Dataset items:
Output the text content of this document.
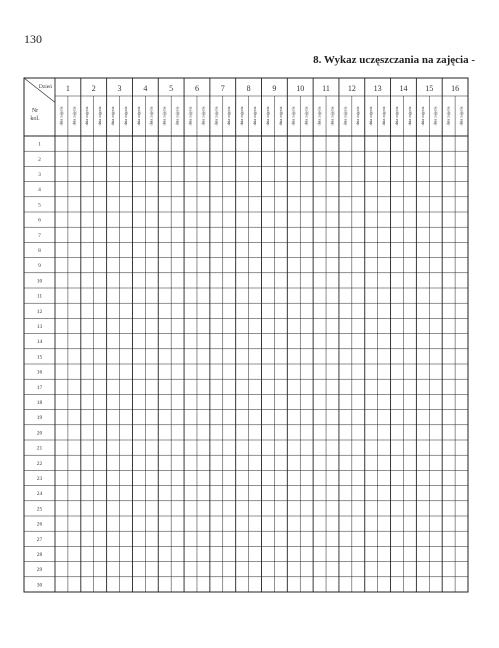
130
8. Wykaz uczęszczania na zajęcia -
Dzień
Nr
kol.
1
data zajęcia data zajęcia
2
data zajęcia data zajęcia
3
data zajęcia data zajęcia
4
data zajęcia data zajęcia
5
data zajęcia data zajęcia
6
data zajęcia data zajęcia
7
data zajęcia data zajęcia
8
data zajęcia data zajęcia
9
data zajęcia data zajęcia
10
data zajęcia data zajęcia
11
data zajęcia data zajęcia
12
data zajęcia data zajęcia
13
data zajęcia data zajęcia
14
data zajęcia data zajęcia
15
data zajęcia data zajęcia
16
data zajęcia data zajęcia
1
2
3
4
5
6
7
8
9
10
11
12
13
14
15
16
17
18
19
20
21
22
23
24
25
26
27
28
29
30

▶ [TASK BRIEF]: Word for word, quote the full listing, omitting every picture.

▶ [SOLUTION FOR THIS EXERCISE]:
Output the text content of this document.
130
8. Wykaz uczęszczania na zajęcia -
Dzień
Nr
kol.
1
data zajęcia data zajęcia
2
data zajęcia data zajęcia
3
data zajęcia data zajęcia
4
data zajęcia data zajęcia
5
data zajęcia data zajęcia
6
data zajęcia data zajęcia
7
data zajęcia data zajęcia
8
data zajęcia data zajęcia
9
data zajęcia data zajęcia
10
data zajęcia data zajęcia
11
data zajęcia data zajęcia
12
data zajęcia data zajęcia
13
data zajęcia data zajęcia
14
data zajęcia data zajęcia
15
data zajęcia data zajęcia
16
data zajęcia data zajęcia
1
2
3
4
5
6
7
8
9
10
11
12
13
14
15
16
17
18
19
20
21
22
23
24
25
26
27
28
29
30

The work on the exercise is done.